Write out all lines holding the word "image".

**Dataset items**
(begin)

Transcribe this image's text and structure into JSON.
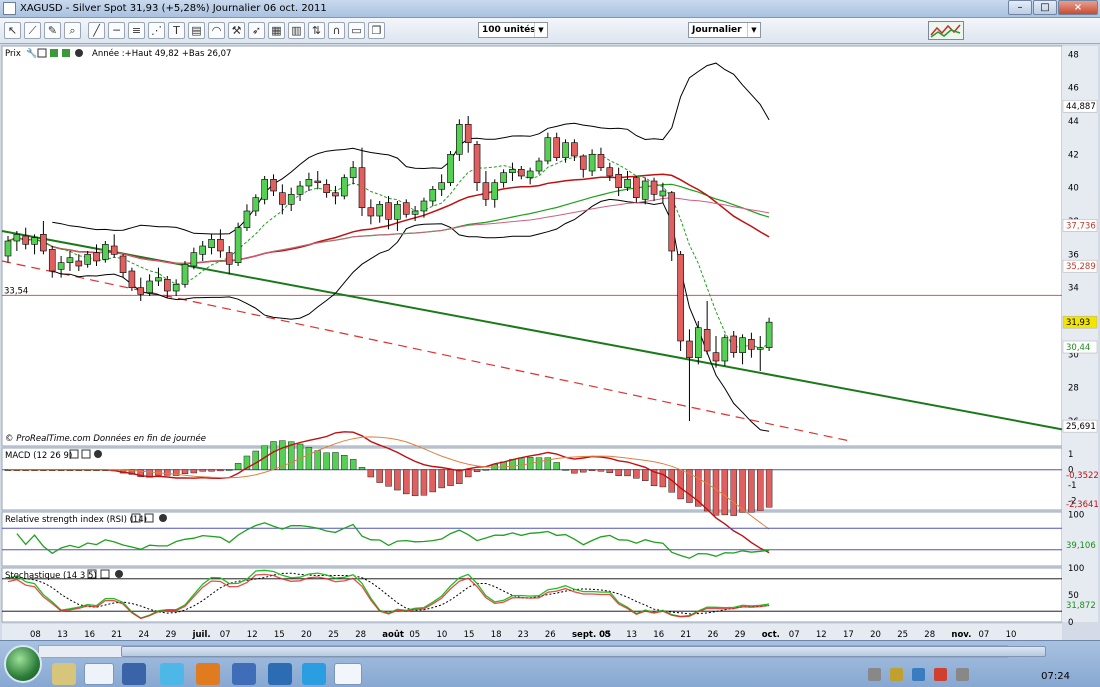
{
  "window": {
    "title": "XAGUSD - Silver Spot    31,93 (+5,28%)    Journalier  06 oct. 2011",
    "controls": [
      "–",
      "□",
      "×"
    ]
  },
  "toolbar": {
    "units_select": "100 unités",
    "period_select": "Journalier",
    "tools": [
      "cursor-icon",
      "ruler-icon",
      "zoom-icon",
      "trend-line-icon",
      "horizontal-line-icon",
      "channel-icon",
      "text-icon",
      "fibonacci-icon",
      "fan-icon",
      "rectangle-icon",
      "ellipse-icon",
      "arrow-icon",
      "eraser-icon",
      "magnet-icon",
      "grid-icon",
      "table-icon",
      "scale-icon",
      "alert-icon",
      "range-icon",
      "undo-icon",
      "copy-icon",
      "settings-icon",
      "window-icon"
    ]
  },
  "price_panel": {
    "label": "Prix",
    "annotation": "Année :+Haut 49,82 +Bas 26,07",
    "footer": "© ProRealTime.com  Données en fin de journée",
    "hline_label": "33,54",
    "axis_ticks": [
      "48",
      "46",
      "44",
      "42",
      "40",
      "38",
      "36",
      "34",
      "32",
      "30",
      "28",
      "26"
    ],
    "value_tags": [
      {
        "text": "44,887",
        "color": "#ffffff",
        "text_color": "#000000"
      },
      {
        "text": "37,736",
        "color": "#ffffff",
        "text_color": "#c0392b"
      },
      {
        "text": "35,289",
        "color": "#ffffff",
        "text_color": "#c0392b"
      },
      {
        "text": "31,93",
        "color": "#f2e600",
        "text_color": "#000000"
      },
      {
        "text": "30,44",
        "color": "#ffffff",
        "text_color": "#1a8f1a"
      },
      {
        "text": "25,691",
        "color": "#ffffff",
        "text_color": "#000000"
      }
    ]
  },
  "macd_panel": {
    "label": "MACD (12 26 9)",
    "axis_ticks": [
      "1",
      "0",
      "-1",
      "-2"
    ],
    "value_tags": [
      "-0,3522",
      "-2,3641"
    ]
  },
  "rsi_panel": {
    "label": "Relative strength index (RSI) (14)",
    "axis_ticks": [
      "100",
      "0"
    ],
    "value_tags": [
      "39,106"
    ]
  },
  "stoch_panel": {
    "label": "Stochastique (14 3 5)",
    "axis_ticks": [
      "100",
      "50",
      "0"
    ],
    "value_tags": [
      "31,872"
    ]
  },
  "xaxis": {
    "ticks": [
      "08",
      "13",
      "16",
      "21",
      "24",
      "29",
      "juil.",
      "07",
      "12",
      "15",
      "20",
      "25",
      "28",
      "août",
      "05",
      "10",
      "15",
      "18",
      "23",
      "26",
      "sept. 05",
      "08",
      "13",
      "16",
      "21",
      "26",
      "29",
      "oct.",
      "07",
      "12",
      "17",
      "20",
      "25",
      "28",
      "nov.",
      "07",
      "10"
    ]
  },
  "taskbar": {
    "clock": "07:24"
  },
  "chart_data": {
    "type": "candlestick",
    "symbol": "XAGUSD - Silver Spot",
    "title": "XAGUSD - Silver Spot    31,93 (+5,28%)    Journalier  06 oct. 2011",
    "ylim": [
      24.5,
      48.5
    ],
    "year_high": 49.82,
    "year_low": 26.07,
    "last_close": 31.93,
    "hline": 33.54,
    "candles": [
      {
        "o": 35.9,
        "h": 37.1,
        "l": 35.5,
        "c": 36.8
      },
      {
        "o": 36.8,
        "h": 37.4,
        "l": 36.2,
        "c": 37.2
      },
      {
        "o": 37.1,
        "h": 37.6,
        "l": 36.3,
        "c": 36.6
      },
      {
        "o": 36.6,
        "h": 37.2,
        "l": 36.0,
        "c": 37.0
      },
      {
        "o": 37.2,
        "h": 38.0,
        "l": 36.0,
        "c": 36.2
      },
      {
        "o": 36.3,
        "h": 36.5,
        "l": 34.6,
        "c": 35.0
      },
      {
        "o": 35.1,
        "h": 35.9,
        "l": 34.6,
        "c": 35.5
      },
      {
        "o": 35.5,
        "h": 36.2,
        "l": 35.0,
        "c": 35.8
      },
      {
        "o": 35.6,
        "h": 36.0,
        "l": 35.0,
        "c": 35.3
      },
      {
        "o": 35.4,
        "h": 36.2,
        "l": 35.2,
        "c": 36.0
      },
      {
        "o": 36.1,
        "h": 36.6,
        "l": 35.3,
        "c": 35.6
      },
      {
        "o": 35.7,
        "h": 36.8,
        "l": 35.5,
        "c": 36.6
      },
      {
        "o": 36.5,
        "h": 37.2,
        "l": 35.8,
        "c": 36.0
      },
      {
        "o": 35.9,
        "h": 36.0,
        "l": 34.6,
        "c": 34.9
      },
      {
        "o": 35.0,
        "h": 35.2,
        "l": 33.8,
        "c": 34.0
      },
      {
        "o": 34.0,
        "h": 34.6,
        "l": 33.2,
        "c": 33.6
      },
      {
        "o": 33.7,
        "h": 34.8,
        "l": 33.5,
        "c": 34.4
      },
      {
        "o": 34.4,
        "h": 35.2,
        "l": 34.1,
        "c": 34.6
      },
      {
        "o": 34.5,
        "h": 34.7,
        "l": 33.4,
        "c": 33.8
      },
      {
        "o": 33.8,
        "h": 34.5,
        "l": 33.5,
        "c": 34.2
      },
      {
        "o": 34.2,
        "h": 35.6,
        "l": 34.0,
        "c": 35.4
      },
      {
        "o": 35.3,
        "h": 36.4,
        "l": 35.1,
        "c": 36.1
      },
      {
        "o": 36.0,
        "h": 36.8,
        "l": 35.6,
        "c": 36.5
      },
      {
        "o": 36.4,
        "h": 37.2,
        "l": 36.0,
        "c": 36.9
      },
      {
        "o": 36.9,
        "h": 37.5,
        "l": 35.8,
        "c": 36.2
      },
      {
        "o": 36.1,
        "h": 36.5,
        "l": 34.8,
        "c": 35.4
      },
      {
        "o": 35.5,
        "h": 37.9,
        "l": 35.3,
        "c": 37.6
      },
      {
        "o": 37.6,
        "h": 39.0,
        "l": 37.4,
        "c": 38.6
      },
      {
        "o": 38.6,
        "h": 39.6,
        "l": 38.3,
        "c": 39.4
      },
      {
        "o": 39.3,
        "h": 40.7,
        "l": 39.0,
        "c": 40.5
      },
      {
        "o": 40.5,
        "h": 40.8,
        "l": 39.5,
        "c": 39.8
      },
      {
        "o": 39.7,
        "h": 40.2,
        "l": 38.4,
        "c": 39.0
      },
      {
        "o": 39.0,
        "h": 40.0,
        "l": 38.6,
        "c": 39.6
      },
      {
        "o": 39.6,
        "h": 40.4,
        "l": 39.2,
        "c": 40.1
      },
      {
        "o": 40.1,
        "h": 40.9,
        "l": 39.8,
        "c": 40.5
      },
      {
        "o": 40.4,
        "h": 41.0,
        "l": 39.9,
        "c": 40.3
      },
      {
        "o": 40.2,
        "h": 40.5,
        "l": 39.4,
        "c": 39.7
      },
      {
        "o": 39.7,
        "h": 40.1,
        "l": 39.0,
        "c": 39.5
      },
      {
        "o": 39.5,
        "h": 40.8,
        "l": 39.3,
        "c": 40.6
      },
      {
        "o": 40.6,
        "h": 41.6,
        "l": 40.2,
        "c": 41.2
      },
      {
        "o": 41.2,
        "h": 42.4,
        "l": 38.3,
        "c": 38.8
      },
      {
        "o": 38.8,
        "h": 39.3,
        "l": 37.8,
        "c": 38.3
      },
      {
        "o": 38.3,
        "h": 39.2,
        "l": 37.9,
        "c": 39.0
      },
      {
        "o": 39.1,
        "h": 39.5,
        "l": 37.5,
        "c": 38.1
      },
      {
        "o": 38.1,
        "h": 39.2,
        "l": 37.4,
        "c": 39.0
      },
      {
        "o": 39.1,
        "h": 39.3,
        "l": 38.2,
        "c": 38.4
      },
      {
        "o": 38.4,
        "h": 38.9,
        "l": 38.0,
        "c": 38.6
      },
      {
        "o": 38.6,
        "h": 39.4,
        "l": 38.2,
        "c": 39.2
      },
      {
        "o": 39.2,
        "h": 40.1,
        "l": 38.9,
        "c": 39.9
      },
      {
        "o": 39.9,
        "h": 40.8,
        "l": 39.5,
        "c": 40.3
      },
      {
        "o": 40.3,
        "h": 42.2,
        "l": 40.1,
        "c": 42.0
      },
      {
        "o": 42.0,
        "h": 44.1,
        "l": 41.6,
        "c": 43.8
      },
      {
        "o": 43.8,
        "h": 44.3,
        "l": 42.1,
        "c": 42.7
      },
      {
        "o": 42.6,
        "h": 42.8,
        "l": 39.8,
        "c": 40.3
      },
      {
        "o": 40.3,
        "h": 41.0,
        "l": 38.9,
        "c": 39.3
      },
      {
        "o": 39.3,
        "h": 40.5,
        "l": 38.8,
        "c": 40.3
      },
      {
        "o": 40.3,
        "h": 41.1,
        "l": 40.0,
        "c": 40.9
      },
      {
        "o": 40.9,
        "h": 41.5,
        "l": 40.4,
        "c": 41.1
      },
      {
        "o": 41.1,
        "h": 41.3,
        "l": 40.5,
        "c": 40.7
      },
      {
        "o": 40.6,
        "h": 41.2,
        "l": 40.2,
        "c": 41.0
      },
      {
        "o": 41.0,
        "h": 41.8,
        "l": 40.8,
        "c": 41.6
      },
      {
        "o": 41.6,
        "h": 43.3,
        "l": 41.4,
        "c": 43.0
      },
      {
        "o": 43.0,
        "h": 43.3,
        "l": 41.6,
        "c": 41.8
      },
      {
        "o": 41.8,
        "h": 42.9,
        "l": 41.5,
        "c": 42.7
      },
      {
        "o": 42.7,
        "h": 42.9,
        "l": 41.6,
        "c": 41.9
      },
      {
        "o": 41.9,
        "h": 42.0,
        "l": 40.6,
        "c": 41.1
      },
      {
        "o": 41.0,
        "h": 42.3,
        "l": 40.7,
        "c": 42.0
      },
      {
        "o": 42.0,
        "h": 42.4,
        "l": 41.0,
        "c": 41.2
      },
      {
        "o": 41.2,
        "h": 41.5,
        "l": 40.4,
        "c": 40.7
      },
      {
        "o": 40.8,
        "h": 41.2,
        "l": 39.5,
        "c": 40.0
      },
      {
        "o": 40.0,
        "h": 41.0,
        "l": 39.8,
        "c": 40.5
      },
      {
        "o": 40.6,
        "h": 40.7,
        "l": 39.1,
        "c": 39.4
      },
      {
        "o": 39.3,
        "h": 40.6,
        "l": 39.0,
        "c": 40.4
      },
      {
        "o": 40.4,
        "h": 40.6,
        "l": 39.2,
        "c": 39.6
      },
      {
        "o": 39.5,
        "h": 40.3,
        "l": 39.1,
        "c": 39.8
      },
      {
        "o": 39.7,
        "h": 39.8,
        "l": 35.6,
        "c": 36.2
      },
      {
        "o": 36.0,
        "h": 36.2,
        "l": 30.2,
        "c": 30.8
      },
      {
        "o": 30.8,
        "h": 31.5,
        "l": 26.0,
        "c": 29.8
      },
      {
        "o": 29.8,
        "h": 32.0,
        "l": 29.4,
        "c": 31.6
      },
      {
        "o": 31.5,
        "h": 33.2,
        "l": 30.0,
        "c": 30.2
      },
      {
        "o": 30.1,
        "h": 31.1,
        "l": 29.2,
        "c": 29.6
      },
      {
        "o": 29.6,
        "h": 31.2,
        "l": 29.3,
        "c": 31.0
      },
      {
        "o": 31.1,
        "h": 31.4,
        "l": 29.8,
        "c": 30.1
      },
      {
        "o": 30.1,
        "h": 31.2,
        "l": 29.4,
        "c": 31.0
      },
      {
        "o": 30.9,
        "h": 31.3,
        "l": 29.8,
        "c": 30.3
      },
      {
        "o": 30.3,
        "h": 31.1,
        "l": 29.0,
        "c": 30.4
      },
      {
        "o": 30.4,
        "h": 32.2,
        "l": 30.2,
        "c": 31.93
      }
    ],
    "bollinger_upper_end": 44.887,
    "bollinger_lower_end": 25.691,
    "ma_long_end": 37.736,
    "ma_medium_end": 35.289,
    "ma_short_end": 30.44,
    "trendlines": [
      "descending green support",
      "descending red dashed channel"
    ],
    "macd": {
      "macd_last": -2.3641,
      "signal_last": -0.3522,
      "ylim": [
        -2.6,
        1.4
      ]
    },
    "rsi": {
      "last": 39.106,
      "ylim": [
        0,
        100
      ]
    },
    "stochastic": {
      "last": 31.872,
      "ylim": [
        0,
        100
      ]
    }
  }
}
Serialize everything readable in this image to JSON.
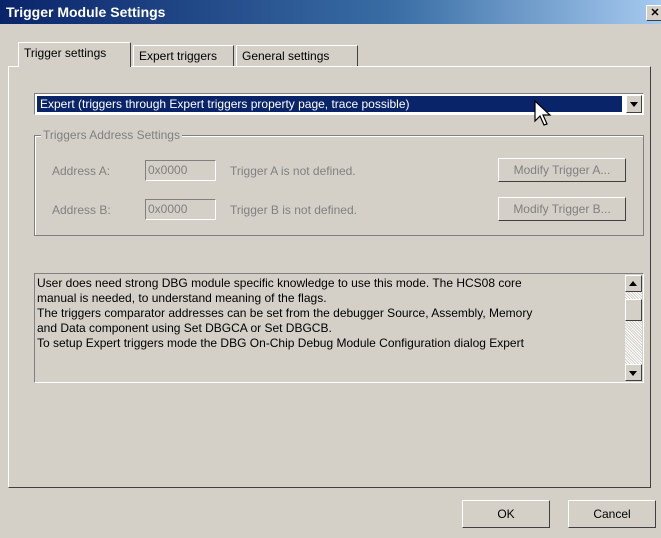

(end)

**Response to the exercise**
Transcribe this image's text and structure into JSON.
Serialize everything readable in this image to JSON.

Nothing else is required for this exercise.